Could you write out the rows in the stretch from the line containing "return-button[interactable]: Return [791,422,943,453]" through the line containing "calendar-day[interactable]: 30 [325,141,355,154]" again, renaming "Distributor" to "Operator" and changing nothing else?

■ **Records for this exercise**
[Begin]
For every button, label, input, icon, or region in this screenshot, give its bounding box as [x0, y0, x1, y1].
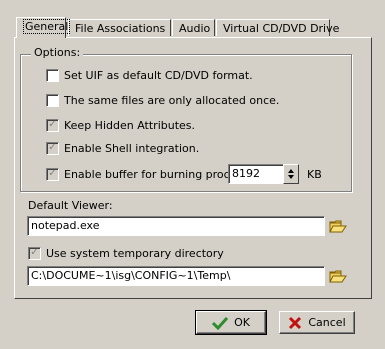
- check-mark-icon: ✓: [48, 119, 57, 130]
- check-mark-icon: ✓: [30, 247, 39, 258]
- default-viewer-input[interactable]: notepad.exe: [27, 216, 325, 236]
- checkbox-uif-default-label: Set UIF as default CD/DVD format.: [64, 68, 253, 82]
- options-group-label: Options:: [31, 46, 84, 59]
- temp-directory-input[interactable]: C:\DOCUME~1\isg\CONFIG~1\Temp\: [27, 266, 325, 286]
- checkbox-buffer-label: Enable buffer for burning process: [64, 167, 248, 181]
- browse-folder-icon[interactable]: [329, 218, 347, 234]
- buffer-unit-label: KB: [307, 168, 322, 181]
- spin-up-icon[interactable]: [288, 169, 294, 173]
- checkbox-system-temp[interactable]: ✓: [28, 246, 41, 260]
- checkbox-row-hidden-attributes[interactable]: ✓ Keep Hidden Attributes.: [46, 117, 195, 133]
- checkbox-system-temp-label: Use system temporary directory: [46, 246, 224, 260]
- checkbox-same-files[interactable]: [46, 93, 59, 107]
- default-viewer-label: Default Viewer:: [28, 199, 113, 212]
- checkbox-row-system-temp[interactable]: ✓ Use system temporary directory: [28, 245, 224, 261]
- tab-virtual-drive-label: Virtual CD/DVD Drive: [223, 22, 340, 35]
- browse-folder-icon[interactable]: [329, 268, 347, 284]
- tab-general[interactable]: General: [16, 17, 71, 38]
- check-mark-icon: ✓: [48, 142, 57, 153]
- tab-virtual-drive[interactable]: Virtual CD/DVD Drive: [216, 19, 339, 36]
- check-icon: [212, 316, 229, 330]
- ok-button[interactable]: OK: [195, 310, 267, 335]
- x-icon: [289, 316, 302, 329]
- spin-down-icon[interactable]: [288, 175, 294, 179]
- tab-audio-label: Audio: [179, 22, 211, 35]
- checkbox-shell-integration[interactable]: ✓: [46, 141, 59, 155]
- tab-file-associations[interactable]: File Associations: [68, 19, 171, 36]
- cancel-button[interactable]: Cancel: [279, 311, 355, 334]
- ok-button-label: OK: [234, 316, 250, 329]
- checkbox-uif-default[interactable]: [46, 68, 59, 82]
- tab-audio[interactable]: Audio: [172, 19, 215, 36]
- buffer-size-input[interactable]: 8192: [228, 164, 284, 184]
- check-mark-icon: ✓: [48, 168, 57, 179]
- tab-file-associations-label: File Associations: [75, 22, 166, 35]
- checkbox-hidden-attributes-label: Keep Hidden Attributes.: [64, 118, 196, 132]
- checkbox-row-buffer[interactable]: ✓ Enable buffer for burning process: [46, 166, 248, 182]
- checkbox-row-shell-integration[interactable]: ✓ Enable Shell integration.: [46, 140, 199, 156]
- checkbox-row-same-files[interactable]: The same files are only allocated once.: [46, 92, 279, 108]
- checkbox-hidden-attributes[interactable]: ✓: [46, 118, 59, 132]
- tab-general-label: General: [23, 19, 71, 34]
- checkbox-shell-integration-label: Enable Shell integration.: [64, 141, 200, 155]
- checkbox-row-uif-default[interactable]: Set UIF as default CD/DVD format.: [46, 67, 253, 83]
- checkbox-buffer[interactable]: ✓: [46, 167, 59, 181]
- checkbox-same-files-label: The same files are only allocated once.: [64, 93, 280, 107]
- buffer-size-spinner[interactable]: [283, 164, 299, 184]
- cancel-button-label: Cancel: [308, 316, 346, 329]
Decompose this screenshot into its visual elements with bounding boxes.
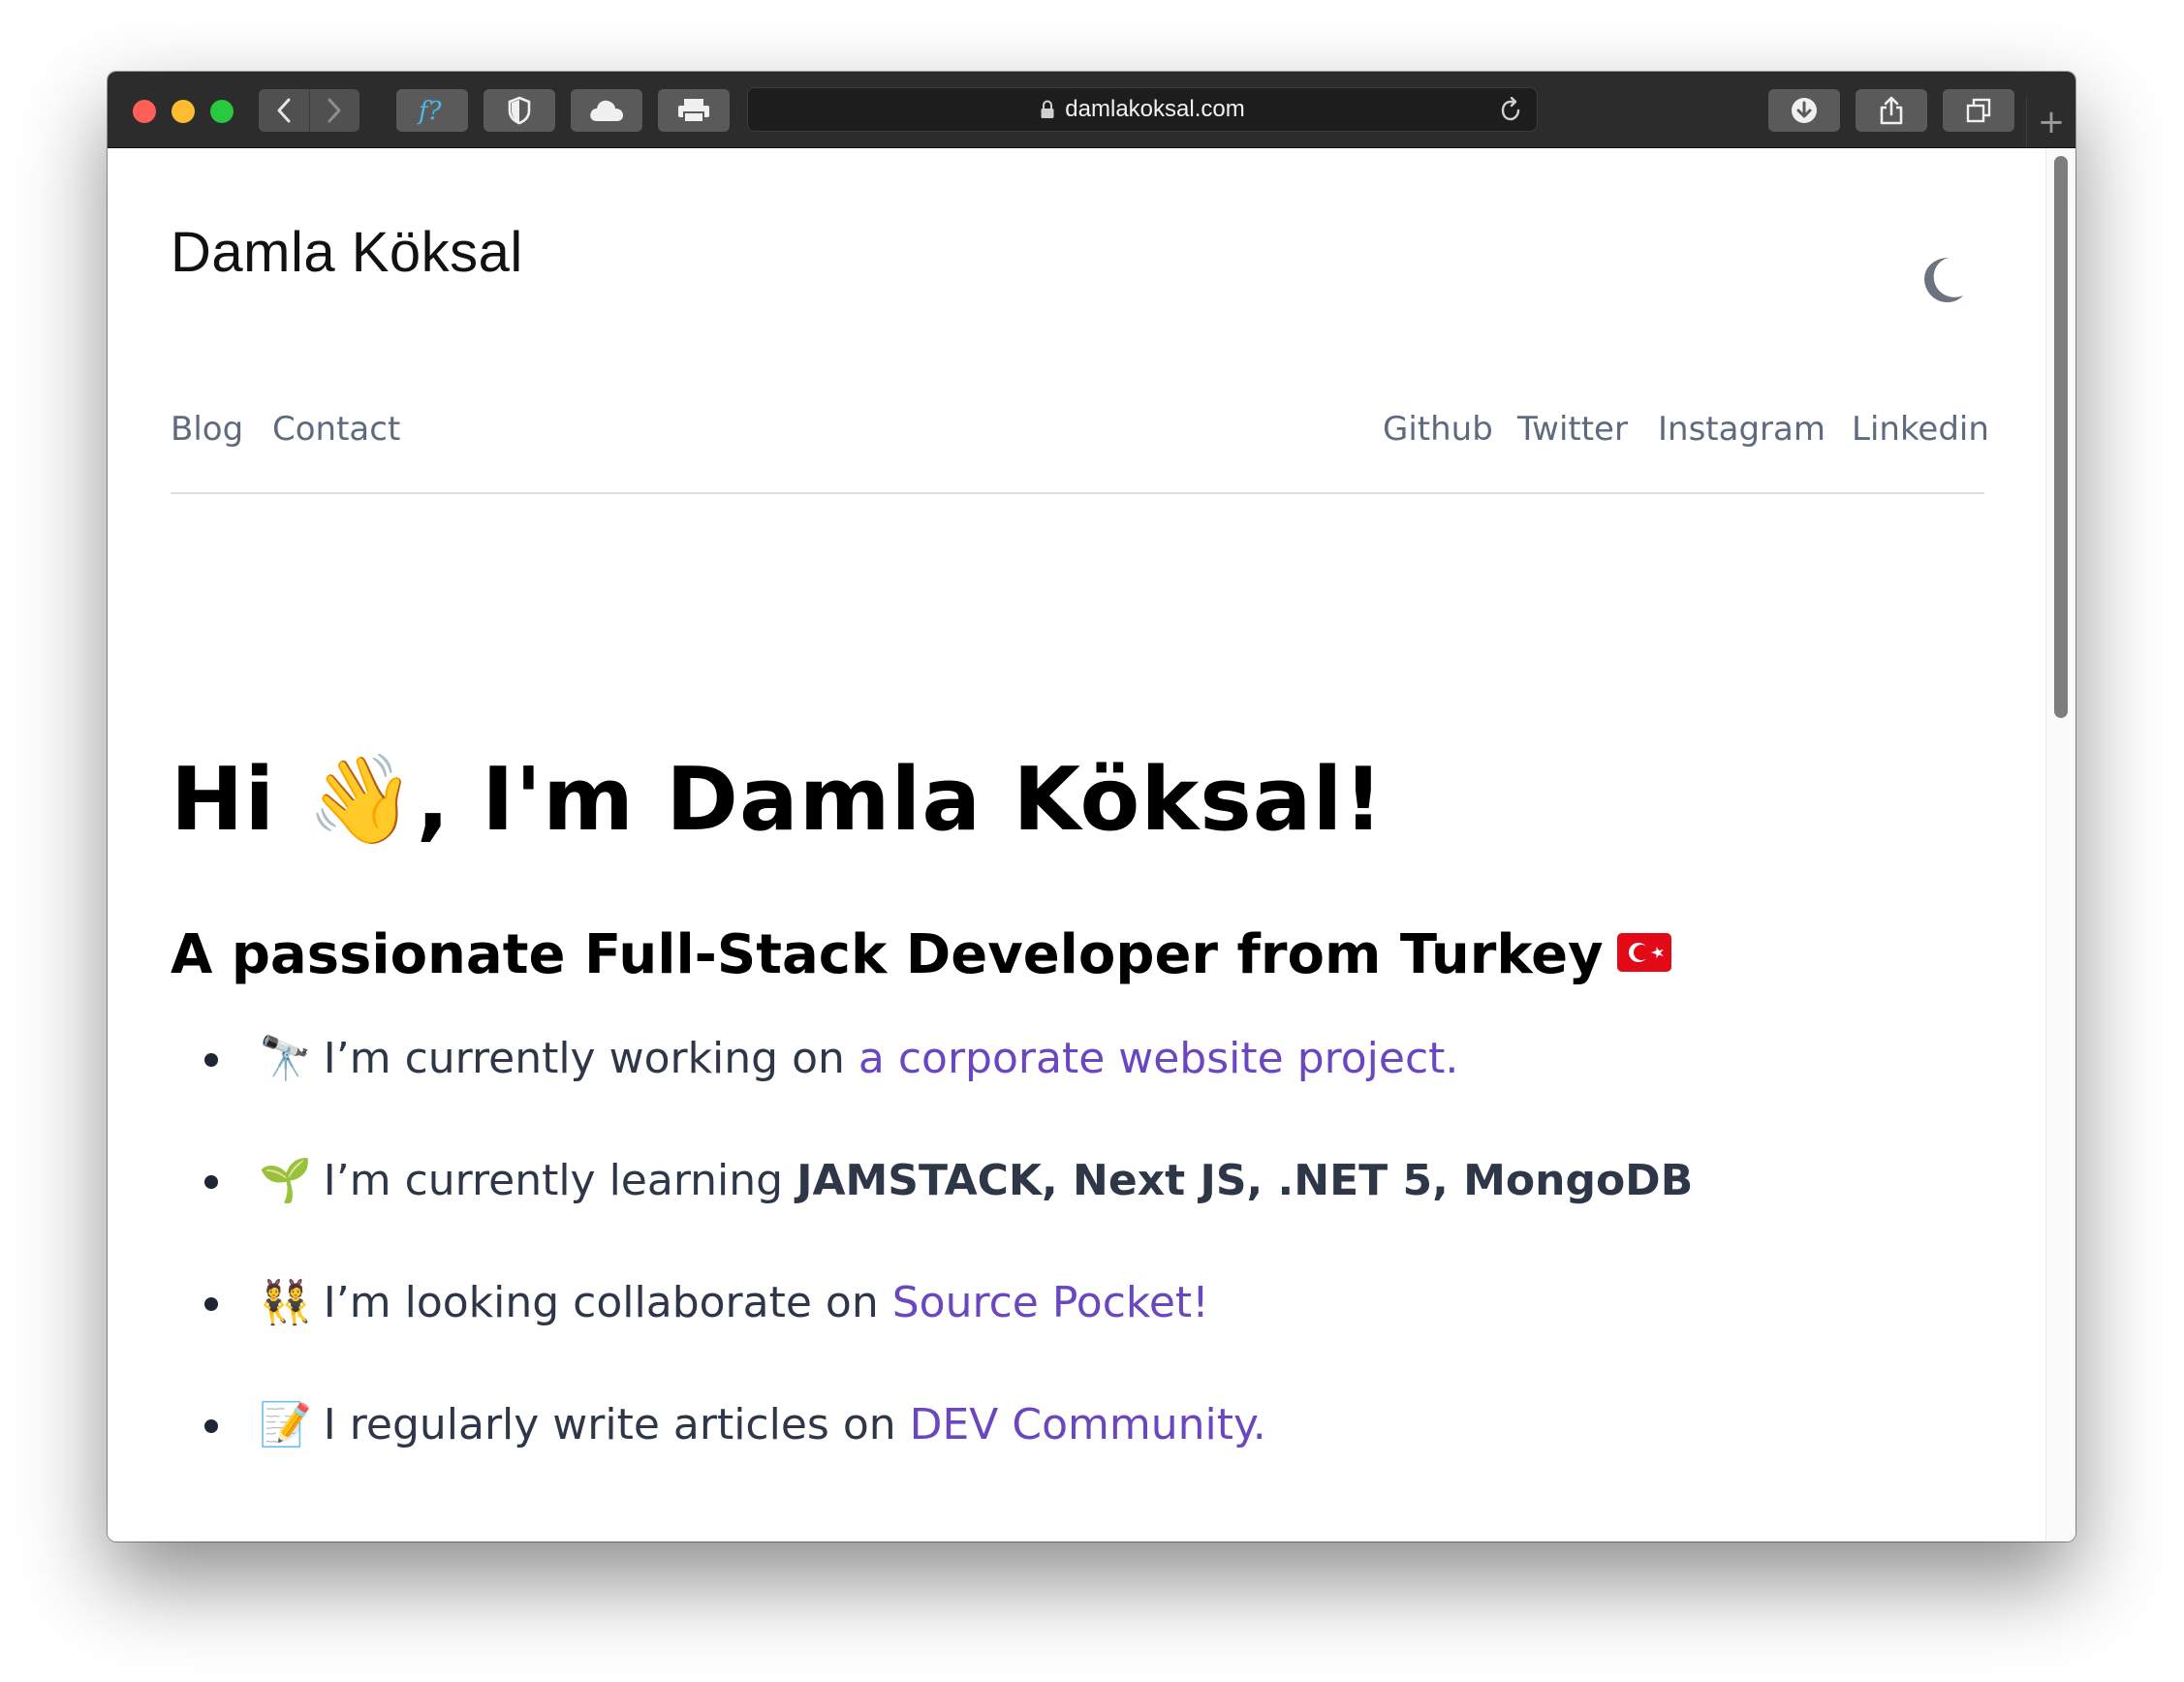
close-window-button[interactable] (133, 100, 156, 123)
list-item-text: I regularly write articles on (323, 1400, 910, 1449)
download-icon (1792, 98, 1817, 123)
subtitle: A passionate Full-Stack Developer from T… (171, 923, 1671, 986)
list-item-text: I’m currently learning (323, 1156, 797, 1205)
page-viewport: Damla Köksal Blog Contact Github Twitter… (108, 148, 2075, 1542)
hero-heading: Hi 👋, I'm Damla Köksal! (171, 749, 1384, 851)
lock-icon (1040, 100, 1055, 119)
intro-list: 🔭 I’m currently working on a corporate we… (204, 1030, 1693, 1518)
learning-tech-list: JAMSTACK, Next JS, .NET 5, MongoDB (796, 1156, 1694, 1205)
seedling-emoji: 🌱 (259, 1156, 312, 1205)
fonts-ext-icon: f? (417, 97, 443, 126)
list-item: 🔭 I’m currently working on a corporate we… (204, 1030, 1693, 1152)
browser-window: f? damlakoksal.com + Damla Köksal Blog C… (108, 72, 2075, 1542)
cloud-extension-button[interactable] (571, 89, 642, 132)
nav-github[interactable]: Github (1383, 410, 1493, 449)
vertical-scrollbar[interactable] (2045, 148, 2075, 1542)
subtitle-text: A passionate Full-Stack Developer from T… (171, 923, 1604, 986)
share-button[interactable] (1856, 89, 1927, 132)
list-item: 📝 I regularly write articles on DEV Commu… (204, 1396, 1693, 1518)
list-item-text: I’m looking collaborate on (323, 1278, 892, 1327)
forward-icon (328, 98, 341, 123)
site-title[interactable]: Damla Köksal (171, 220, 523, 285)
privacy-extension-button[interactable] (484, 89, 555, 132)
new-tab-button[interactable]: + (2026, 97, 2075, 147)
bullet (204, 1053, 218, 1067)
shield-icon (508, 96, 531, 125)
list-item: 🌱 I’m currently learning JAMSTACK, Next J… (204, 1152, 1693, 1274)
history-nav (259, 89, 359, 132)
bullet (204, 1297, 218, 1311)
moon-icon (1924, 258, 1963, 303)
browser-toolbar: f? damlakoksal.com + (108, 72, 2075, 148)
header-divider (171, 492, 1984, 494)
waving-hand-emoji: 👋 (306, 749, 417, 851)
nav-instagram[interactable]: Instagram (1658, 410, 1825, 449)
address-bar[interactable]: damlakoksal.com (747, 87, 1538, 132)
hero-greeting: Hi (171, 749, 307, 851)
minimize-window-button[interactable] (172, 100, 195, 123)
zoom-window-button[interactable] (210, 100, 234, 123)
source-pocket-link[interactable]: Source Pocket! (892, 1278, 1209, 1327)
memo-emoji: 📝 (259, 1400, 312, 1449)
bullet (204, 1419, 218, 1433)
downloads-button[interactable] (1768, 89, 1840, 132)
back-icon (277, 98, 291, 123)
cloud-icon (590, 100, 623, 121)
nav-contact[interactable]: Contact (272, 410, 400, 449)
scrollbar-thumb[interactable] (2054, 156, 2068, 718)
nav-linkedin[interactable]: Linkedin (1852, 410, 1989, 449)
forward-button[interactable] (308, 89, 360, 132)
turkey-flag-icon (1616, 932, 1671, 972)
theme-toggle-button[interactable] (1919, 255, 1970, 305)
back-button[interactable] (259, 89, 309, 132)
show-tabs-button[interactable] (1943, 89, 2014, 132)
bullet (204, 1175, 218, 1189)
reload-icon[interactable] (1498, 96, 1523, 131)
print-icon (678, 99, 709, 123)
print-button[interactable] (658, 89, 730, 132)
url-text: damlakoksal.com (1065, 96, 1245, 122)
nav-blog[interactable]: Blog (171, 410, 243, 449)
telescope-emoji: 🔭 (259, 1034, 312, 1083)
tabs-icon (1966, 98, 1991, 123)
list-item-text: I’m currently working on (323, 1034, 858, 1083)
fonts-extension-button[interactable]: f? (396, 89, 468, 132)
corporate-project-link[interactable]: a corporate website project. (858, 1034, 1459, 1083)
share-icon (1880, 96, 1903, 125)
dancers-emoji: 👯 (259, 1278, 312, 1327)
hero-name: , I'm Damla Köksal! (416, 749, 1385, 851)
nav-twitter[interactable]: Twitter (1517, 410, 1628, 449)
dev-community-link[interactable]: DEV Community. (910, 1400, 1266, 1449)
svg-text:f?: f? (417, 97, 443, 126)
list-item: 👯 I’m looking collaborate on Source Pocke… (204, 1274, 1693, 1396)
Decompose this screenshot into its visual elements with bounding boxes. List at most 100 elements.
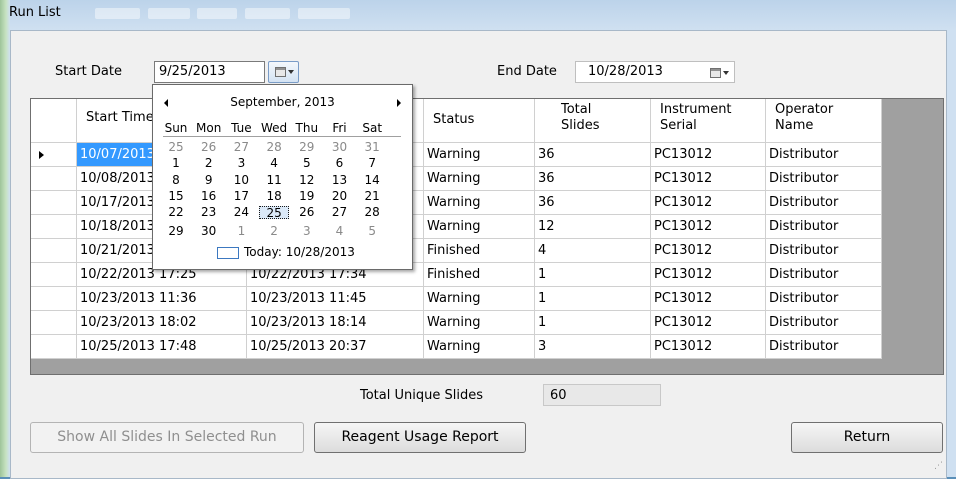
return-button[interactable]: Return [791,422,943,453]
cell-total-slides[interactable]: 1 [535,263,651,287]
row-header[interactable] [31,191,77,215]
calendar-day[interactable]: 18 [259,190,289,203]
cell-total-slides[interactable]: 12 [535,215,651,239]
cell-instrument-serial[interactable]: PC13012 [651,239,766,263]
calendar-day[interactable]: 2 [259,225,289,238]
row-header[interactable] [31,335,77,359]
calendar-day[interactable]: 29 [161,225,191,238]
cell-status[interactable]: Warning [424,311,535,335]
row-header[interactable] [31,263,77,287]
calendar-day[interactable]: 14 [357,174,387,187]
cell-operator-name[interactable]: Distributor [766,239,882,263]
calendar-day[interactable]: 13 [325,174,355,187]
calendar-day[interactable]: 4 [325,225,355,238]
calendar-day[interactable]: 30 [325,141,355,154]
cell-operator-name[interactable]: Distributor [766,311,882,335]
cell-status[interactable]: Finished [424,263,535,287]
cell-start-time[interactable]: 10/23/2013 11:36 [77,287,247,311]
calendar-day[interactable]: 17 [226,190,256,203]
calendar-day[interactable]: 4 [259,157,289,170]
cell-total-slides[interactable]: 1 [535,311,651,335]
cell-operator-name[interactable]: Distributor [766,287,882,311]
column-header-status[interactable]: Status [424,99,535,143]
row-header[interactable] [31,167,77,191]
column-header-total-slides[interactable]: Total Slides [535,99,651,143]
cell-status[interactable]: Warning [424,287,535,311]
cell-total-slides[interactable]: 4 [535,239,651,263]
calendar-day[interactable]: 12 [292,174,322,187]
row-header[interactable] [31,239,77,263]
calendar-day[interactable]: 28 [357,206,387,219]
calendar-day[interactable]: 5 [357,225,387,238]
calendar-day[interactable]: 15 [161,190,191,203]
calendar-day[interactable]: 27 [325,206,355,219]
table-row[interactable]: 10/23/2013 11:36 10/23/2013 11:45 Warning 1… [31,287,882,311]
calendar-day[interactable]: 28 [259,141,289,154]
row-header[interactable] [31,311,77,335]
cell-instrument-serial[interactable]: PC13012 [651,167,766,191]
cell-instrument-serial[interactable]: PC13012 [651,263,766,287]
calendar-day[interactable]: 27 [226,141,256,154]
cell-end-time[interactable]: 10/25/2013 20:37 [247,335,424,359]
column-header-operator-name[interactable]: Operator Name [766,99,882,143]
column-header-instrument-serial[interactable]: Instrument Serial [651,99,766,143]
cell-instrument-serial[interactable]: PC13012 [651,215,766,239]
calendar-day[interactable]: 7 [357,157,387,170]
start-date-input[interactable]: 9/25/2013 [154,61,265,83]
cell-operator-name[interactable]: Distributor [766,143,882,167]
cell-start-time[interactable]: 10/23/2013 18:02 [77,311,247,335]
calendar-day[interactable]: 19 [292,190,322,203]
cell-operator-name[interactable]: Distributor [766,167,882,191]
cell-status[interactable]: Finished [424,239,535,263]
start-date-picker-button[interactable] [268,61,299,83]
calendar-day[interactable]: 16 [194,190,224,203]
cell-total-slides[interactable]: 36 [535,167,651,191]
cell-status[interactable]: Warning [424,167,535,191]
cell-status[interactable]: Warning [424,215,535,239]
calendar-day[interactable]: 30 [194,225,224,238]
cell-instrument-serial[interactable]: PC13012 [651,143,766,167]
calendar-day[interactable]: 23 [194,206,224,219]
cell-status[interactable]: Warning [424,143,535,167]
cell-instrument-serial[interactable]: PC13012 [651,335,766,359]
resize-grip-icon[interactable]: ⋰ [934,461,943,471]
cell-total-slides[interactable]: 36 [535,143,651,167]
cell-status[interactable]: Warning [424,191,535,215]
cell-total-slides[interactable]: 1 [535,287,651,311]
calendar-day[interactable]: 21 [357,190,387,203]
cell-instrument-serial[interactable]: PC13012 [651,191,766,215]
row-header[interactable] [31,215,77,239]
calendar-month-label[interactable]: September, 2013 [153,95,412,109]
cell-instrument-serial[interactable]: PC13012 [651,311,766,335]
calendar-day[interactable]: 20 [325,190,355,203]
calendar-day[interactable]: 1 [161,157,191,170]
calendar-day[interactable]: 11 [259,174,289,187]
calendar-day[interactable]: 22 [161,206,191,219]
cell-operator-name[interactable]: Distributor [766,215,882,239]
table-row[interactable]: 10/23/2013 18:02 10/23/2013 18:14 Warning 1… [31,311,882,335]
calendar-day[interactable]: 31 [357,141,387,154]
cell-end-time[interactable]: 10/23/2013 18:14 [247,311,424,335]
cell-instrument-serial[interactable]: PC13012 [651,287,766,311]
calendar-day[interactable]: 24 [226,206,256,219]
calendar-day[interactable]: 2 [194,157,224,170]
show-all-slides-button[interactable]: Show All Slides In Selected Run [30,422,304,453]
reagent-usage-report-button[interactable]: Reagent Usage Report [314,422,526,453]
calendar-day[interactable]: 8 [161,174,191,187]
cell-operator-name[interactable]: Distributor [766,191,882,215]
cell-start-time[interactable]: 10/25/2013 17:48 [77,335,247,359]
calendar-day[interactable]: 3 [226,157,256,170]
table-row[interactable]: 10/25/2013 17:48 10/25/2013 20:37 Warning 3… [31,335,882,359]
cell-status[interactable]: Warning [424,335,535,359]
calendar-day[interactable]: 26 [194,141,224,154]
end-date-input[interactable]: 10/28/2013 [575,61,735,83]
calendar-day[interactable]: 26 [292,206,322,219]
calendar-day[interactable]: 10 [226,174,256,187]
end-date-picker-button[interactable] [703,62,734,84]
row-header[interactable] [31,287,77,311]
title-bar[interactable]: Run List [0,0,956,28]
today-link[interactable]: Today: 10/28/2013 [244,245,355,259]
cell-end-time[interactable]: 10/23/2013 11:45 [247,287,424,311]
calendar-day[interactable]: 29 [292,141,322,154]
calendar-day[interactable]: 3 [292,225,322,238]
[End]
■ **Written solution**
return-button[interactable]: Return [791,422,943,453]
cell-total-slides[interactable]: 1 [535,263,651,287]
row-header[interactable] [31,191,77,215]
calendar-day[interactable]: 18 [259,190,289,203]
cell-total-slides[interactable]: 12 [535,215,651,239]
cell-instrument-serial[interactable]: PC13012 [651,239,766,263]
calendar-day[interactable]: 2 [259,225,289,238]
row-header[interactable] [31,335,77,359]
calendar-day[interactable]: 29 [161,225,191,238]
cell-status[interactable]: Warning [424,311,535,335]
row-header[interactable] [31,263,77,287]
calendar-day[interactable]: 14 [357,174,387,187]
cell-operator-name[interactable]: Operator [766,239,882,263]
calendar-day[interactable]: 13 [325,174,355,187]
calendar-day[interactable]: 4 [325,225,355,238]
calendar-day[interactable]: 30 [325,141,355,154]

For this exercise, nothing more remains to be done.